[start ITEMS]

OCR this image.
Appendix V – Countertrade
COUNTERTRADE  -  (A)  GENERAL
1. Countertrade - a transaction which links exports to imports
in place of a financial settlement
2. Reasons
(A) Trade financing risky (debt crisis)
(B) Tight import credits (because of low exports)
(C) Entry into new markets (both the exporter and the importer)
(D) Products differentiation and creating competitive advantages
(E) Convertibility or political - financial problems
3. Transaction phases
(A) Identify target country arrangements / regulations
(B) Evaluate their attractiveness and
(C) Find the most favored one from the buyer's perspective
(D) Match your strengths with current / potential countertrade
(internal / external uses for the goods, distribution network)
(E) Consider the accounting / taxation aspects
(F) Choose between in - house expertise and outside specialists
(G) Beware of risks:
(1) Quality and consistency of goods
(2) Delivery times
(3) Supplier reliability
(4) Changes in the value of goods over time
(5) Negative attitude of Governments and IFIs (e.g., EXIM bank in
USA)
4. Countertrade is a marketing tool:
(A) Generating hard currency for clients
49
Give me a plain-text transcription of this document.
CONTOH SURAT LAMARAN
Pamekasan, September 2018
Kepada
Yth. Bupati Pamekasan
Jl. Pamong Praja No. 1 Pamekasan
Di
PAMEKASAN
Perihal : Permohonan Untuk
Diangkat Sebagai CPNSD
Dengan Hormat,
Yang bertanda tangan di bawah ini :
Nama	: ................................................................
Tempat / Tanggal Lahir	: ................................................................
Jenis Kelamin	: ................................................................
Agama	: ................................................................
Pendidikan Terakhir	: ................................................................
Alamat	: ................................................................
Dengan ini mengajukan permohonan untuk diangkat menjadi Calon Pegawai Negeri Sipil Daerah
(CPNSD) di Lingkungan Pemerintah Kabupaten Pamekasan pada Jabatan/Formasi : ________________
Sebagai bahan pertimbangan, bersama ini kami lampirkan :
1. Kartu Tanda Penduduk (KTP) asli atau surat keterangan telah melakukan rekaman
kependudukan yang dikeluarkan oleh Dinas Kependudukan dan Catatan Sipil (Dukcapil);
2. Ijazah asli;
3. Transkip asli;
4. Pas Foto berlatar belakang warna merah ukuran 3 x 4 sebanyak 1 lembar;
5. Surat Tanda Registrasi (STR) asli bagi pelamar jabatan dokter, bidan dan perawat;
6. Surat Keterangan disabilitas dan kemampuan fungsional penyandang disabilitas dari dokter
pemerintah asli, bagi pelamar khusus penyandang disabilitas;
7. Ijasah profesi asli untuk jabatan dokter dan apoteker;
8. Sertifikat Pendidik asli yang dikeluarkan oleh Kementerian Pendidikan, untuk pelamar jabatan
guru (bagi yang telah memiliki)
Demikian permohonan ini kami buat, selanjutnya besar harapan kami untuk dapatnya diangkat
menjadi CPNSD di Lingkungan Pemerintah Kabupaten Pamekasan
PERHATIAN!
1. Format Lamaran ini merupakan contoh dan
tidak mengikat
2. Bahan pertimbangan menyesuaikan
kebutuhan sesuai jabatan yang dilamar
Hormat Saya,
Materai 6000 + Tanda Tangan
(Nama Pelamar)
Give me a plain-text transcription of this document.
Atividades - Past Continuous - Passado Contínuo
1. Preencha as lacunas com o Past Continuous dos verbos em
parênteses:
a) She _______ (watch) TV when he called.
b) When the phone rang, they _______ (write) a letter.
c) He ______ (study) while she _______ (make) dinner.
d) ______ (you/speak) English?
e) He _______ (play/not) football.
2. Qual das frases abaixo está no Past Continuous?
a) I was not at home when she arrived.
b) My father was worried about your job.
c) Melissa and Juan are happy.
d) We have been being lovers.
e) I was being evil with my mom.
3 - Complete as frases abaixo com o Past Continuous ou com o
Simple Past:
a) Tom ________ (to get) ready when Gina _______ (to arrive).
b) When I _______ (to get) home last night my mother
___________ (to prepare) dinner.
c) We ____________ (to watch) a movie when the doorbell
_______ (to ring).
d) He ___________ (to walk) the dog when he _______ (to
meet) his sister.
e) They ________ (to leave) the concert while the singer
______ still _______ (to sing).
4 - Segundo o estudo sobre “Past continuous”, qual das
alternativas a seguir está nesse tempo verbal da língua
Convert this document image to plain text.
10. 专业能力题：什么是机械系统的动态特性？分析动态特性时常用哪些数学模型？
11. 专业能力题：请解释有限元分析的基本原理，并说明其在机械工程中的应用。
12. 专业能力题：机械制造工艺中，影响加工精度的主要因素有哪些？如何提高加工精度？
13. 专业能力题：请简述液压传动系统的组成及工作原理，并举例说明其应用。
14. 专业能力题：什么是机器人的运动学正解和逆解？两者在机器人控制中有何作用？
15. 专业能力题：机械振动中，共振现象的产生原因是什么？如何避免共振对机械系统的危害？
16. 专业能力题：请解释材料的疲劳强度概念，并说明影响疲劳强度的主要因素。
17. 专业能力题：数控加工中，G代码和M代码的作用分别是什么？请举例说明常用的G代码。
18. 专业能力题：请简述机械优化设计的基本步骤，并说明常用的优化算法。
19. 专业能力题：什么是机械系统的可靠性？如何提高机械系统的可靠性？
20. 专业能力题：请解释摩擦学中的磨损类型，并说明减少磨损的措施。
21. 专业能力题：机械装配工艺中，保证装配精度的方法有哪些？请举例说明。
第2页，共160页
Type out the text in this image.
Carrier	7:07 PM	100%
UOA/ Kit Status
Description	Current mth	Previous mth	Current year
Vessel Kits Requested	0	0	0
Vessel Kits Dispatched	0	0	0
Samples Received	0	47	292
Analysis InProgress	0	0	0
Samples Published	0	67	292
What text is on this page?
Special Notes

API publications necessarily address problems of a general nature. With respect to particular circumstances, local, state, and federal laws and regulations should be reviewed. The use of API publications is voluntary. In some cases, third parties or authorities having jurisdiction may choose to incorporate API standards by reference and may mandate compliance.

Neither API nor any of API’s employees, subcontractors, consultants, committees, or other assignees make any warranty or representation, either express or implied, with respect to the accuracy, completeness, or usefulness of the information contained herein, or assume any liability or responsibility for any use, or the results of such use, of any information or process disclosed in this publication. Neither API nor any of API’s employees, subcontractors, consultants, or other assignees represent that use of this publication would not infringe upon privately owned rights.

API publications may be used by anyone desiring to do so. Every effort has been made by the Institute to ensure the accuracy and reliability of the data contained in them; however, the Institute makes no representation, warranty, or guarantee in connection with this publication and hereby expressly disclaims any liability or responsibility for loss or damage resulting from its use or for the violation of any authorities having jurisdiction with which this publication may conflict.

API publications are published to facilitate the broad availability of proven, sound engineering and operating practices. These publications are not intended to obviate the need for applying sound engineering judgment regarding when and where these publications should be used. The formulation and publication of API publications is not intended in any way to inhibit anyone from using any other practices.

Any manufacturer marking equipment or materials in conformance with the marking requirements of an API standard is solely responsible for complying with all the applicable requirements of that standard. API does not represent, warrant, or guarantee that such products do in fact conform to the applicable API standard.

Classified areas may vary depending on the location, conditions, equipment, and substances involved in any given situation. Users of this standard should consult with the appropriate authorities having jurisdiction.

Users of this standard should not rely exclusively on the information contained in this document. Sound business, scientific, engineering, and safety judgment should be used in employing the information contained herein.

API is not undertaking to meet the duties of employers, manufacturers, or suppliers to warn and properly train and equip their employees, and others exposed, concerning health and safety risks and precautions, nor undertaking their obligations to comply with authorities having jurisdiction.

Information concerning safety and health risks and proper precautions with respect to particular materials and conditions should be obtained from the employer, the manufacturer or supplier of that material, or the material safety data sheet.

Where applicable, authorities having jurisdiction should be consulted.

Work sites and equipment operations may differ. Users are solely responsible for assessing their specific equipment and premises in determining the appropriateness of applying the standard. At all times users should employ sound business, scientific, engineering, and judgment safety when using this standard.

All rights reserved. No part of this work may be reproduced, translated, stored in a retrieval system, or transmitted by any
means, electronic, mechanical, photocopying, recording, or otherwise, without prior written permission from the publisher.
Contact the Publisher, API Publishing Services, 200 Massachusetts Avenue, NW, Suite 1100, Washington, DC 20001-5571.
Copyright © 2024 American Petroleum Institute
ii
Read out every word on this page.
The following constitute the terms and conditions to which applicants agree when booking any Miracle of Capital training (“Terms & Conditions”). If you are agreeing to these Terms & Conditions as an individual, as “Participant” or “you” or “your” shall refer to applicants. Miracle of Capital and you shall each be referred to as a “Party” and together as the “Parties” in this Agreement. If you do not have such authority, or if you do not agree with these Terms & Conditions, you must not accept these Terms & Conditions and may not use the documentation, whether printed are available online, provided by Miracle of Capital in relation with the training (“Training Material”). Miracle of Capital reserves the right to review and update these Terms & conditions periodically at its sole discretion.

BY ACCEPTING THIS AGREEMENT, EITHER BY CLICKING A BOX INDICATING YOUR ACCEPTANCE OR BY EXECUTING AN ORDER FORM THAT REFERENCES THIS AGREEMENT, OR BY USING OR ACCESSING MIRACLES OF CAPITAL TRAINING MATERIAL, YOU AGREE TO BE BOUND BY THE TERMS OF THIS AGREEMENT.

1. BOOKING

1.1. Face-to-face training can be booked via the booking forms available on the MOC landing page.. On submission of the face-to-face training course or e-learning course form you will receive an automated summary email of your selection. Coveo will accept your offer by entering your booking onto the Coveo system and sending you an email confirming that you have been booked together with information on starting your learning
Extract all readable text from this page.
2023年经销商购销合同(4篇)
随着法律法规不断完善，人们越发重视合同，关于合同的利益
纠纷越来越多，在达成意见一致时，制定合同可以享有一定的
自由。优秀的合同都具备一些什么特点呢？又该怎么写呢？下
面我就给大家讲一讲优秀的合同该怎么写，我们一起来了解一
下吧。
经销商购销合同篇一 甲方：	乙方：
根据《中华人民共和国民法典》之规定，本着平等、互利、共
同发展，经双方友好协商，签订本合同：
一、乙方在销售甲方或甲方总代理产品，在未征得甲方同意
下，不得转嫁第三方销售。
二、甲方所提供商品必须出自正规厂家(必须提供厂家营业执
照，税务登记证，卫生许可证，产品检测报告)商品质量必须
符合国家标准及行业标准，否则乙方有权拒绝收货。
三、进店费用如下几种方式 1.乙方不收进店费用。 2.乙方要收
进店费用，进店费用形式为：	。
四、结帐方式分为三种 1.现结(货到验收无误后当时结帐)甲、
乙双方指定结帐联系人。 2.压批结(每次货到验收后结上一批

[end ITEMS]

Which lines contain the word "Past"? Copy each one.

Atividades - Past Continuous - Passado Contínuo
1. Preencha as lacunas com o Past Continuous dos verbos em
2. Qual das frases abaixo está no Past Continuous?
3 - Complete as frases abaixo com o Past Continuous ou com o
Simple Past:
4 - Segundo o estudo sobre “Past continuous”, qual das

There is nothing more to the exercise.